Go through the material and pull out every line with the string "religiones" in it.

_SUPPLIED MATERIAL_:

----------------

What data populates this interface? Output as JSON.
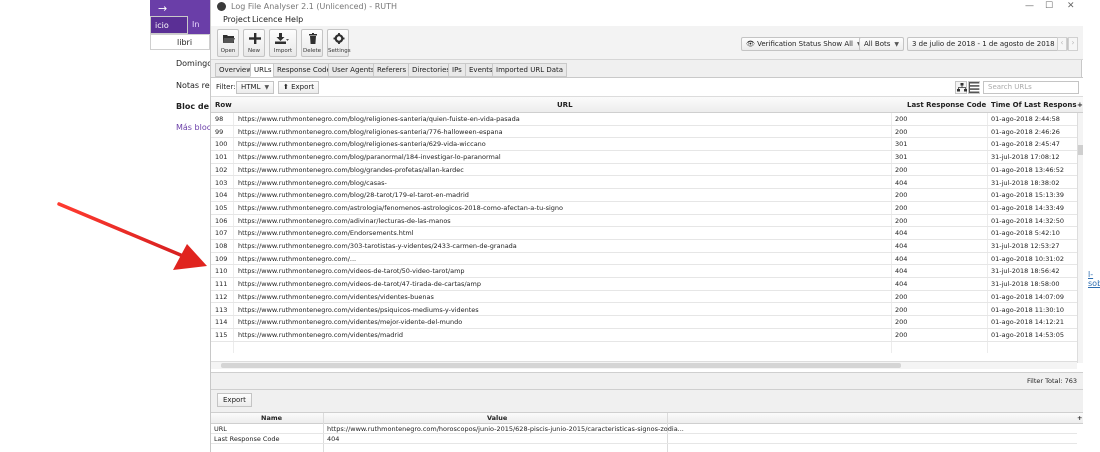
{
  "browser": {
    "tab_active": "icio",
    "tab_next": "In",
    "search_value": "libri",
    "rows": [
      "Domingo G",
      "Notas recie",
      "Bloc de not",
      "Más blocs"
    ],
    "right_link": "l-sob"
  },
  "window": {
    "title": "Log File Analyser 2.1 (Unlicenced) - RUTH",
    "minimize": "—",
    "maximize": "☐",
    "close": "✕"
  },
  "menu": [
    "Project",
    "Licence",
    "Help"
  ],
  "toolbar": {
    "open": "Open",
    "new": "New",
    "import": "Import",
    "delete": "Delete",
    "settings": "Settings",
    "verification": "Verification Status Show All",
    "bots": "All Bots",
    "date_range": "3 de julio de 2018 - 1 de agosto de 2018",
    "prev": "‹",
    "next": "›"
  },
  "tabs": [
    "Overview",
    "URLs",
    "Response Codes",
    "User Agents",
    "Referers",
    "Directories",
    "IPs",
    "Events",
    "Imported URL Data"
  ],
  "active_tab": "URLs",
  "filter": {
    "label": "Filter:",
    "value": "HTML",
    "export": "Export",
    "search_placeholder": "Search URLs"
  },
  "grid": {
    "columns": [
      "Row",
      "URL",
      "Last Response Code",
      "Time Of Last Respons"
    ],
    "rows": [
      {
        "row": "98",
        "url": "https://www.ruthmontenegro.com/blog/religiones-santeria/quien-fuiste-en-vida-pasada",
        "code": "200",
        "time": "01-ago-2018 2:44:58"
      },
      {
        "row": "99",
        "url": "https://www.ruthmontenegro.com/blog/religiones-santeria/776-halloween-espana",
        "code": "200",
        "time": "01-ago-2018 2:46:26"
      },
      {
        "row": "100",
        "url": "https://www.ruthmontenegro.com/blog/religiones-santeria/629-vida-wiccano",
        "code": "301",
        "time": "01-ago-2018 2:45:47"
      },
      {
        "row": "101",
        "url": "https://www.ruthmontenegro.com/blog/paranormal/184-investigar-lo-paranormal",
        "code": "301",
        "time": "31-jul-2018 17:08:12"
      },
      {
        "row": "102",
        "url": "https://www.ruthmontenegro.com/blog/grandes-profetas/allan-kardec",
        "code": "200",
        "time": "01-ago-2018 13:46:52"
      },
      {
        "row": "103",
        "url": "https://www.ruthmontenegro.com/blog/casas-",
        "code": "404",
        "time": "31-jul-2018 18:38:02"
      },
      {
        "row": "104",
        "url": "https://www.ruthmontenegro.com/blog/28-tarot/179-el-tarot-en-madrid",
        "code": "200",
        "time": "01-ago-2018 15:13:39"
      },
      {
        "row": "105",
        "url": "https://www.ruthmontenegro.com/astrologia/fenomenos-astrologicos-2018-como-afectan-a-tu-signo",
        "code": "200",
        "time": "01-ago-2018 14:33:49"
      },
      {
        "row": "106",
        "url": "https://www.ruthmontenegro.com/adivinar/lecturas-de-las-manos",
        "code": "200",
        "time": "01-ago-2018 14:32:50"
      },
      {
        "row": "107",
        "url": "https://www.ruthmontenegro.com/Endorsements.html",
        "code": "404",
        "time": "01-ago-2018 5:42:10"
      },
      {
        "row": "108",
        "url": "https://www.ruthmontenegro.com/303-tarotistas-y-videntes/2433-carmen-de-granada",
        "code": "404",
        "time": "31-jul-2018 12:53:27"
      },
      {
        "row": "109",
        "url": "https://www.ruthmontenegro.com/...",
        "code": "404",
        "time": "01-ago-2018 10:31:02"
      },
      {
        "row": "110",
        "url": "https://www.ruthmontenegro.com/videos-de-tarot/50-video-tarot/amp",
        "code": "404",
        "time": "31-jul-2018 18:56:42"
      },
      {
        "row": "111",
        "url": "https://www.ruthmontenegro.com/videos-de-tarot/47-tirada-de-cartas/amp",
        "code": "404",
        "time": "31-jul-2018 18:58:00"
      },
      {
        "row": "112",
        "url": "https://www.ruthmontenegro.com/videntes/videntes-buenas",
        "code": "200",
        "time": "01-ago-2018 14:07:09"
      },
      {
        "row": "113",
        "url": "https://www.ruthmontenegro.com/videntes/psiquicos-mediums-y-videntes",
        "code": "200",
        "time": "01-ago-2018 11:30:10"
      },
      {
        "row": "114",
        "url": "https://www.ruthmontenegro.com/videntes/mejor-vidente-del-mundo",
        "code": "200",
        "time": "01-ago-2018 14:12:21"
      },
      {
        "row": "115",
        "url": "https://www.ruthmontenegro.com/videntes/madrid",
        "code": "200",
        "time": "01-ago-2018 14:53:05"
      }
    ]
  },
  "status": {
    "filter_total": "Filter Total: 763"
  },
  "details": {
    "export": "Export",
    "columns": [
      "Name",
      "Value"
    ],
    "rows": [
      {
        "name": "URL",
        "value": "https://www.ruthmontenegro.com/horoscopos/junio-2015/628-piscis-junio-2015/caracteristicas-signos-zodia..."
      },
      {
        "name": "Last Response Code",
        "value": "404"
      }
    ]
  }
}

----------------

_FINISHED TASK_:
        "url": "https://www.ruthmontenegro.com/blog/religiones-santeria/quien-fuiste-en-vida-pasada",
        "url": "https://www.ruthmontenegro.com/blog/religiones-santeria/776-halloween-espana",
        "url": "https://www.ruthmontenegro.com/blog/religiones-santeria/629-vida-wiccano",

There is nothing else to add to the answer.